What is required: Read the data and repeat all of it exactly.

[Extracted records]

**********

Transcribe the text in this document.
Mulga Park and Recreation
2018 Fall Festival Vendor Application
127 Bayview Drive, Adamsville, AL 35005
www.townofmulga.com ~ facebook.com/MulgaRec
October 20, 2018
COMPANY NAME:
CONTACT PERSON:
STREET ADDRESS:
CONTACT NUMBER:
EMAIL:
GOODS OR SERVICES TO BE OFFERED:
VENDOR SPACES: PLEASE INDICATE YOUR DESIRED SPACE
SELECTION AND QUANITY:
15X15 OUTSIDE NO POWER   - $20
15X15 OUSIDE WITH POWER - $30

**********

Output below:
Transcribe the text in this document.
Mulga Park and Recreation
2018 Fall Festival Vendor Application
127 Bayview Drive, Adamsville, AL 35005
www.townofmulga.com ~ facebook.com/MulgaRec
October 20, 2018
COMPANY NAME:
CONTACT PERSON:
STREET ADDRESS:
CONTACT NUMBER:
EMAIL:
GOODS OR SERVICES TO BE OFFERED:
VENDOR SPACES: PLEASE INDICATE YOUR DESIRED SPACE
SELECTION AND QUANITY:
15X15 OUTSIDE NO POWER   - $20
15X15 OUSIDE WITH POWER - $30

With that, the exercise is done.